▶ _What to produce_
Take each line that has the word "name" and return it.
= = = = =
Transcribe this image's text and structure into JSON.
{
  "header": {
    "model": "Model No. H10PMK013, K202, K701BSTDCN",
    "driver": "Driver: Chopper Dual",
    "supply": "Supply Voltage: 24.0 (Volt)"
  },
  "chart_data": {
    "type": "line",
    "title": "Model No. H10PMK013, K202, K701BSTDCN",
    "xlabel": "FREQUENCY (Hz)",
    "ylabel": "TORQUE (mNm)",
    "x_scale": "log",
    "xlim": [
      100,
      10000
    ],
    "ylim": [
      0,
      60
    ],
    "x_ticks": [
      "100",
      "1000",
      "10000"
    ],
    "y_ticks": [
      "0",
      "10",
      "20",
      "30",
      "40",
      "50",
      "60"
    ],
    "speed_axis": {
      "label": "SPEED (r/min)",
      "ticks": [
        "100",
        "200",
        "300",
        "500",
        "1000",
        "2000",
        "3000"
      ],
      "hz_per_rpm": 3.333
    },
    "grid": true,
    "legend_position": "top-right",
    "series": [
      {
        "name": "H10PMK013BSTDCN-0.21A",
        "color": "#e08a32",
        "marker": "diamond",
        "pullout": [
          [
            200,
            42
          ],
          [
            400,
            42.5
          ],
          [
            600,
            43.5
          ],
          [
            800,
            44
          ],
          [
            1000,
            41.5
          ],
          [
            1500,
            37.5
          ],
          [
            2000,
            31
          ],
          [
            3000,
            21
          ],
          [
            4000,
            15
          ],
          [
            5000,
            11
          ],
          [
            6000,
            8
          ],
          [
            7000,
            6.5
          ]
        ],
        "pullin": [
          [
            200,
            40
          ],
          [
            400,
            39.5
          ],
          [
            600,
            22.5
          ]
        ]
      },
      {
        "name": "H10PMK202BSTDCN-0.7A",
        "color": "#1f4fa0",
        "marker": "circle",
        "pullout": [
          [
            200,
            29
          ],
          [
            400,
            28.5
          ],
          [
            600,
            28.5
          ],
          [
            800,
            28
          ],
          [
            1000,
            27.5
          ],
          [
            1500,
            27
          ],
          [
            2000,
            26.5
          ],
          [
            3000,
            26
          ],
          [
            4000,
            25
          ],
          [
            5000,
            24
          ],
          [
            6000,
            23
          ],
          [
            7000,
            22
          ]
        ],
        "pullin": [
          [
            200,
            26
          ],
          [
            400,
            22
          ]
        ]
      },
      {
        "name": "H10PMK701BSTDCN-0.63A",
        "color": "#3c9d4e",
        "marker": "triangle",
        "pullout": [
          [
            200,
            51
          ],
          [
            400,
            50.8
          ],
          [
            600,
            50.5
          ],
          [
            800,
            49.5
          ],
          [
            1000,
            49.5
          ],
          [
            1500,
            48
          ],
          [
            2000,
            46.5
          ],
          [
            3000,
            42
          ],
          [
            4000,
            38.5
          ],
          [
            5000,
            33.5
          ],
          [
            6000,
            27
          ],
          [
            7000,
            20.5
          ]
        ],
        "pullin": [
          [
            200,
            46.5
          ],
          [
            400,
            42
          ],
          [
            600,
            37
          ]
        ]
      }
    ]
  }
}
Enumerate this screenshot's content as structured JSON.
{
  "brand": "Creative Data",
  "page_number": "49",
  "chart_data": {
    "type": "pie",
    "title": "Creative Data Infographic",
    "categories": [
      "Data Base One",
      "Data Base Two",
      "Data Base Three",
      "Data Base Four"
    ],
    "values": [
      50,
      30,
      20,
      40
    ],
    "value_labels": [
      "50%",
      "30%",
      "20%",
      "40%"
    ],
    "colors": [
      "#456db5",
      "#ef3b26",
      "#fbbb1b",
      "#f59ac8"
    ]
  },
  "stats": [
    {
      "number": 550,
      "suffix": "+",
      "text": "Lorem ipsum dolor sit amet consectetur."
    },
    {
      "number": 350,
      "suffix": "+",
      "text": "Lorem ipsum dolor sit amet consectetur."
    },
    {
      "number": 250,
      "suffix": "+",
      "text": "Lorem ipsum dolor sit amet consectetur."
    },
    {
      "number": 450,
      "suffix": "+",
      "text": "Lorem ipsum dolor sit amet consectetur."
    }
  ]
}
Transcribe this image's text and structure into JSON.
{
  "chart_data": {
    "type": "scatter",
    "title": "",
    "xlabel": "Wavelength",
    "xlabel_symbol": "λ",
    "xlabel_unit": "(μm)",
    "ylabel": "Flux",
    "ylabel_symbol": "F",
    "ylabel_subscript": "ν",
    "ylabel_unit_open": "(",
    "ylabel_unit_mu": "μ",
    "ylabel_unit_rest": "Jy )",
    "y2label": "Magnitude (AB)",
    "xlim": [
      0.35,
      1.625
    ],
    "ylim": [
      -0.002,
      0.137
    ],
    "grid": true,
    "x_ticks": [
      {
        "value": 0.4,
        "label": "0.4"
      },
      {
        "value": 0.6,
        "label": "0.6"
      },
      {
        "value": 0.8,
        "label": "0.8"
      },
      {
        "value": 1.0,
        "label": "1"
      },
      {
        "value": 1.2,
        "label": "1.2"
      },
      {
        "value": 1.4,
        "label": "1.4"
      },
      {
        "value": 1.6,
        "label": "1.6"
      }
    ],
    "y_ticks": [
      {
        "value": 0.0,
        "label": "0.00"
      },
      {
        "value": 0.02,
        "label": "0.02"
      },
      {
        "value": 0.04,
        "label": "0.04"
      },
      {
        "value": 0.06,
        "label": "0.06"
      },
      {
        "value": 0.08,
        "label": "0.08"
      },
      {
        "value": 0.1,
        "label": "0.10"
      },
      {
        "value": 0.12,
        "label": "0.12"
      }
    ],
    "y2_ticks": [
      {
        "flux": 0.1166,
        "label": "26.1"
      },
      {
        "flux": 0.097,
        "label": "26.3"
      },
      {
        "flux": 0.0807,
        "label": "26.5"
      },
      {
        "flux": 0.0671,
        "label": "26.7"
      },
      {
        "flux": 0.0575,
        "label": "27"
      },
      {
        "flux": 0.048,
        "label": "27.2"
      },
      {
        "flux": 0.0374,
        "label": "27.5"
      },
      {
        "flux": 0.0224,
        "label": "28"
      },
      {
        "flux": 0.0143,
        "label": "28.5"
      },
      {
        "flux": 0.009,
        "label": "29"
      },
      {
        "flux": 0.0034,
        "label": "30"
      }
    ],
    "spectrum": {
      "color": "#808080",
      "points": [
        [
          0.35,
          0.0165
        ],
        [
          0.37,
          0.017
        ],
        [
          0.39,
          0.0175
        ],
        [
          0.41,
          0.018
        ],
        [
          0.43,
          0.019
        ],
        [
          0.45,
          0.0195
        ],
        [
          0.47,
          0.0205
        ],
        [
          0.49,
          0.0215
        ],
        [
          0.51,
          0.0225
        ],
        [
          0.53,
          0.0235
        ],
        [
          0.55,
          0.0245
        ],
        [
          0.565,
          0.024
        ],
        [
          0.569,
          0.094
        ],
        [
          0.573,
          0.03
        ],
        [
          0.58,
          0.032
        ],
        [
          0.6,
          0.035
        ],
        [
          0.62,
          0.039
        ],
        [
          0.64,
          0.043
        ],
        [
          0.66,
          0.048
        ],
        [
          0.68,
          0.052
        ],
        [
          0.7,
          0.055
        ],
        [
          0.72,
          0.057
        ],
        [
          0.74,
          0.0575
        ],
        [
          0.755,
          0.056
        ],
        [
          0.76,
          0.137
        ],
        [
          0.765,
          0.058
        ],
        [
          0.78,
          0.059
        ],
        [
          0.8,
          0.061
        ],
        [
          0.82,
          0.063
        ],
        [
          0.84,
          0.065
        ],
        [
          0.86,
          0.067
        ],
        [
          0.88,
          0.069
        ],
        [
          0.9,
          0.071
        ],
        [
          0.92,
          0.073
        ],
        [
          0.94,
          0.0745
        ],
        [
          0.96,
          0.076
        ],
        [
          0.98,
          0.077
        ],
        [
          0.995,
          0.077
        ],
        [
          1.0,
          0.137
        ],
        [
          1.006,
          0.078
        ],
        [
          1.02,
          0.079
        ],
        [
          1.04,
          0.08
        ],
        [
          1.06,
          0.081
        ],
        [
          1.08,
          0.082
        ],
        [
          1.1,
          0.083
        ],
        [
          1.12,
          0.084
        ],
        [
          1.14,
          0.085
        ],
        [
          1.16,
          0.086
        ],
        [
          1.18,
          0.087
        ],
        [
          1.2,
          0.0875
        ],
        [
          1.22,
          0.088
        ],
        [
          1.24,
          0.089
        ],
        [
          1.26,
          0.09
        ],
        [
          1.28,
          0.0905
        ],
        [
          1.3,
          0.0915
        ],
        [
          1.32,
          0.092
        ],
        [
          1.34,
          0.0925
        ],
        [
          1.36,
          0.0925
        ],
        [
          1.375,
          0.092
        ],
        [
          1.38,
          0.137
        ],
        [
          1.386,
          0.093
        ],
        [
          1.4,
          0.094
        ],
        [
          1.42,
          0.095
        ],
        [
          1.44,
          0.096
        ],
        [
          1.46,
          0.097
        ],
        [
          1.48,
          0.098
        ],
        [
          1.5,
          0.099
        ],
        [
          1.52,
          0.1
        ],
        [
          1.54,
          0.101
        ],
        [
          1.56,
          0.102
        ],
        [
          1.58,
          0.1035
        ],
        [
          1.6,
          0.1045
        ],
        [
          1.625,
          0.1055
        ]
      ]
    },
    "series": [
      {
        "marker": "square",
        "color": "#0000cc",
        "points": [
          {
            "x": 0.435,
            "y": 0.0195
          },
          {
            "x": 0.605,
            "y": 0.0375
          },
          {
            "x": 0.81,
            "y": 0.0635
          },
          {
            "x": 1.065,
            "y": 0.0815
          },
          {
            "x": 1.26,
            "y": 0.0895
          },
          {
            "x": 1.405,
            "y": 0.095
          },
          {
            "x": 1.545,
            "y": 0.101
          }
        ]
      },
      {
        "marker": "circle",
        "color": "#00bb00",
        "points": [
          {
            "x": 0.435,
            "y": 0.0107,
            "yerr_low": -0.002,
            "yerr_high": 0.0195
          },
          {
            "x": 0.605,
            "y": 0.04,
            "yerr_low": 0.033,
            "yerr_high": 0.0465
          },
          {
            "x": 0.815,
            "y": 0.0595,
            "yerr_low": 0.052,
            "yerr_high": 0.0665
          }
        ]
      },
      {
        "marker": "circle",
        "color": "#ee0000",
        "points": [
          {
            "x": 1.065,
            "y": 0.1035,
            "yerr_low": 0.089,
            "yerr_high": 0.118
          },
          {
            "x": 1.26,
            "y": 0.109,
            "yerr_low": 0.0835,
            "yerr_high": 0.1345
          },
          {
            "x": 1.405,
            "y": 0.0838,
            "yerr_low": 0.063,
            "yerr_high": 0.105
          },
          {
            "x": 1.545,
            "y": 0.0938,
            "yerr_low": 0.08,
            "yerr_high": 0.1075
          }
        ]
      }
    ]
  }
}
= = = = =
▶ _Task output_
        "name": "H10PMK013BSTDCN-0.21A",
        "name": "H10PMK202BSTDCN-0.7A",
        "name": "H10PMK701BSTDCN-0.63A",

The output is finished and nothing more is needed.